§ Exercise objective: Extract the full set of records that follows, word for word.

--

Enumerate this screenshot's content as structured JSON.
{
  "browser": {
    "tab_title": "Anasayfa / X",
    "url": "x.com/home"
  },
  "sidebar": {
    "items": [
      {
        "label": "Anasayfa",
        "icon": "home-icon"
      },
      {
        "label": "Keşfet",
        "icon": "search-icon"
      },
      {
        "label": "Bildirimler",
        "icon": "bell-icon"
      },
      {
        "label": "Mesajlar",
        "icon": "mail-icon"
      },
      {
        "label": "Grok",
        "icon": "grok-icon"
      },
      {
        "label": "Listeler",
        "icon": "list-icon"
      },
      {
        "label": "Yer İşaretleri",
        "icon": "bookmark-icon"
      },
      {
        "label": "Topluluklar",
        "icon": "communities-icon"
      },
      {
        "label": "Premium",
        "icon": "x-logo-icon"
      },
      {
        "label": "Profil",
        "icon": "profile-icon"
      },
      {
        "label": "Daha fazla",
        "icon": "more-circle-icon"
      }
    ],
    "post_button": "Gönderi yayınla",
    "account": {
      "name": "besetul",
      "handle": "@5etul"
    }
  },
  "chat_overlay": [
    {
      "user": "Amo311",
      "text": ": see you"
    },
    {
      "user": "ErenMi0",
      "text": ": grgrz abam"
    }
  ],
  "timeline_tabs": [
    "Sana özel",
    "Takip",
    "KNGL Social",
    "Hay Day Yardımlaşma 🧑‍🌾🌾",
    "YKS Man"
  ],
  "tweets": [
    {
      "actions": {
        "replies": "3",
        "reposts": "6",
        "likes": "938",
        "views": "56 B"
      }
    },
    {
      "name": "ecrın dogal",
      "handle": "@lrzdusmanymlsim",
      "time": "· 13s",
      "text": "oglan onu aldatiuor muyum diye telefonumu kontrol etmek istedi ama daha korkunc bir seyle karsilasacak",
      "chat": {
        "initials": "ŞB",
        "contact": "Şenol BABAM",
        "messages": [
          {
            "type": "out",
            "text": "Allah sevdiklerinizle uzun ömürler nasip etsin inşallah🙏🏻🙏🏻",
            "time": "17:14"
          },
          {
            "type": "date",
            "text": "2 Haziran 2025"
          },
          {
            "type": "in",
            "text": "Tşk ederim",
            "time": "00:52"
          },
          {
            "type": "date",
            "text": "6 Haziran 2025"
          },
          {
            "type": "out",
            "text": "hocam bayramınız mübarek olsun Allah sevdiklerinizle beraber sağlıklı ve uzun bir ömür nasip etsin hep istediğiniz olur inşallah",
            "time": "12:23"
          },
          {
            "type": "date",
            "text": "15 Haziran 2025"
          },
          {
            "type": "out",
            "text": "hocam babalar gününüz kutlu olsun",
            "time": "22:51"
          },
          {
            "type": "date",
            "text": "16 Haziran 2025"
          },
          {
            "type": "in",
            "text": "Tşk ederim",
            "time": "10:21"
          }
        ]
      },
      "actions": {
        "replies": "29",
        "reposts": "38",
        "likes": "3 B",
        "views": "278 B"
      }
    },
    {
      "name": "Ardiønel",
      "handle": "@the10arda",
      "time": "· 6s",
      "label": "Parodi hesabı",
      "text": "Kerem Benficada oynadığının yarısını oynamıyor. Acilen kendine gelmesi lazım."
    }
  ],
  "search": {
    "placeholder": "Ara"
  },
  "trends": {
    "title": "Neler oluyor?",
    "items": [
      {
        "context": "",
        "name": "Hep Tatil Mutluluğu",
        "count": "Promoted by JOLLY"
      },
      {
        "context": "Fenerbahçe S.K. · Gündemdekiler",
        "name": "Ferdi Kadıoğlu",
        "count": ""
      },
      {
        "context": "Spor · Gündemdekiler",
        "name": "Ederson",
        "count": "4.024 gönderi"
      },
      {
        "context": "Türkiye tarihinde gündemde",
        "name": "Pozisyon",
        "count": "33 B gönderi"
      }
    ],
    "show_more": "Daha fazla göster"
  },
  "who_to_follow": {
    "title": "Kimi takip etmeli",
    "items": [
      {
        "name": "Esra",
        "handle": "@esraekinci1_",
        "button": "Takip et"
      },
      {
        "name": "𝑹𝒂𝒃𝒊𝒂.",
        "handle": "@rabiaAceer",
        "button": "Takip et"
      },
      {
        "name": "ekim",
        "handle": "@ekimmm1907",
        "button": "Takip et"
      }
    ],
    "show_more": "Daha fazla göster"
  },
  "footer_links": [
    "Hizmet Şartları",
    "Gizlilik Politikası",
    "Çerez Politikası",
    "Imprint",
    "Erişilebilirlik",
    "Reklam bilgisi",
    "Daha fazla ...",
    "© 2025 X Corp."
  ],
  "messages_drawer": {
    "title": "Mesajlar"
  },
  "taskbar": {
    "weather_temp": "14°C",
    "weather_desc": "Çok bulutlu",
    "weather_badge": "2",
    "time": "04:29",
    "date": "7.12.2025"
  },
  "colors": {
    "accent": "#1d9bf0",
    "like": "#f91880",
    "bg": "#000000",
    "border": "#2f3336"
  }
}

--

§ Result of the task:
Enumerate this screenshot's content as structured JSON.
{
  "browser": {
    "tab_title": "Anasayfa / X",
    "url": "x.com/home"
  },
  "sidebar": {
    "items": [
      {
        "label": "Anasayfa",
        "icon": "home-icon"
      },
      {
        "label": "Keşfet",
        "icon": "search-icon"
      },
      {
        "label": "Bildirimler",
        "icon": "bell-icon"
      },
      {
        "label": "Mesajlar",
        "icon": "mail-icon"
      },
      {
        "label": "Grok",
        "icon": "grok-icon"
      },
      {
        "label": "Listeler",
        "icon": "list-icon"
      },
      {
        "label": "Yer İşaretleri",
        "icon": "bookmark-icon"
      },
      {
        "label": "Topluluklar",
        "icon": "communities-icon"
      },
      {
        "label": "Premium",
        "icon": "x-logo-icon"
      },
      {
        "label": "Profil",
        "icon": "profile-icon"
      },
      {
        "label": "Daha fazla",
        "icon": "more-circle-icon"
      }
    ],
    "post_button": "Gönderi yayınla",
    "account": {
      "name": "besetul",
      "handle": "@5etul"
    }
  },
  "chat_overlay": [
    {
      "user": "Amo311",
      "text": ": see you"
    },
    {
      "user": "ErenMi0",
      "text": ": grgrz abam"
    }
  ],
  "timeline_tabs": [
    "Sana özel",
    "Takip",
    "KNGL Social",
    "Hay Day Yardımlaşma 🧑‍🌾🌾",
    "YKS Man"
  ],
  "tweets": [
    {
      "actions": {
        "replies": "3",
        "reposts": "6",
        "likes": "938",
        "views": "56 B"
      }
    },
    {
      "name": "ecrın dogal",
      "handle": "@lrzdusmanymlsim",
      "time": "· 13s",
      "text": "oglan onu aldatiuor muyum diye telefonumu kontrol etmek istedi ama daha korkunc bir seyle karsilasacak",
      "chat": {
        "initials": "ŞB",
        "contact": "Şenol BABAM",
        "messages": [
          {
            "type": "out",
            "text": "Allah sevdiklerinizle uzun ömürler nasip etsin inşallah🙏🏻🙏🏻",
            "time": "17:14"
          },
          {
            "type": "date",
            "text": "2 Haziran 2025"
          },
          {
            "type": "in",
            "text": "Tşk ederim",
            "time": "00:52"
          },
          {
            "type": "date",
            "text": "6 Haziran 2025"
          },
          {
            "type": "out",
            "text": "hocam bayramınız mübarek olsun Allah sevdiklerinizle beraber sağlıklı ve uzun bir ömür nasip etsin hep istediğiniz olur inşallah",
            "time": "12:23"
          },
          {
            "type": "date",
            "text": "15 Haziran 2025"
          },
          {
            "type": "out",
            "text": "hocam babalar gününüz kutlu olsun",
            "time": "22:51"
          },
          {
            "type": "date",
            "text": "16 Haziran 2025"
          },
          {
            "type": "in",
            "text": "Tşk ederim",
            "time": "10:21"
          }
        ]
      },
      "actions": {
        "replies": "29",
        "reposts": "38",
        "likes": "3 B",
        "views": "278 B"
      }
    },
    {
      "name": "Ardiønel",
      "handle": "@the10arda",
      "time": "· 6s",
      "label": "Parodi hesabı",
      "text": "Kerem Benficada oynadığının yarısını oynamıyor. Acilen kendine gelmesi lazım."
    }
  ],
  "search": {
    "placeholder": "Ara"
  },
  "trends": {
    "title": "Neler oluyor?",
    "items": [
      {
        "context": "",
        "name": "Hep Tatil Mutluluğu",
        "count": "Promoted by JOLLY"
      },
      {
        "context": "Fenerbahçe S.K. · Gündemdekiler",
        "name": "Ferdi Kadıoğlu",
        "count": ""
      },
      {
        "context": "Spor · Gündemdekiler",
        "name": "Ederson",
        "count": "4.024 gönderi"
      },
      {
        "context": "Türkiye tarihinde gündemde",
        "name": "Pozisyon",
        "count": "33 B gönderi"
      }
    ],
    "show_more": "Daha fazla göster"
  },
  "who_to_follow": {
    "title": "Kimi takip etmeli",
    "items": [
      {
        "name": "Esra",
        "handle": "@esraekinci1_",
        "button": "Takip et"
      },
      {
        "name": "𝑹𝒂𝒃𝒊𝒂.",
        "handle": "@rabiaAceer",
        "button": "Takip et"
      },
      {
        "name": "ekim",
        "handle": "@ekimmm1907",
        "button": "Takip et"
      }
    ],
    "show_more": "Daha fazla göster"
  },
  "footer_links": [
    "Hizmet Şartları",
    "Gizlilik Politikası",
    "Çerez Politikası",
    "Imprint",
    "Erişilebilirlik",
    "Reklam bilgisi",
    "Daha fazla ...",
    "© 2025 X Corp."
  ],
  "messages_drawer": {
    "title": "Mesajlar"
  },
  "taskbar": {
    "weather_temp": "14°C",
    "weather_desc": "Çok bulutlu",
    "weather_badge": "2",
    "time": "04:29",
    "date": "7.12.2025"
  },
  "colors": {
    "accent": "#1d9bf0",
    "like": "#f91880",
    "bg": "#000000",
    "border": "#2f3336"
  }
}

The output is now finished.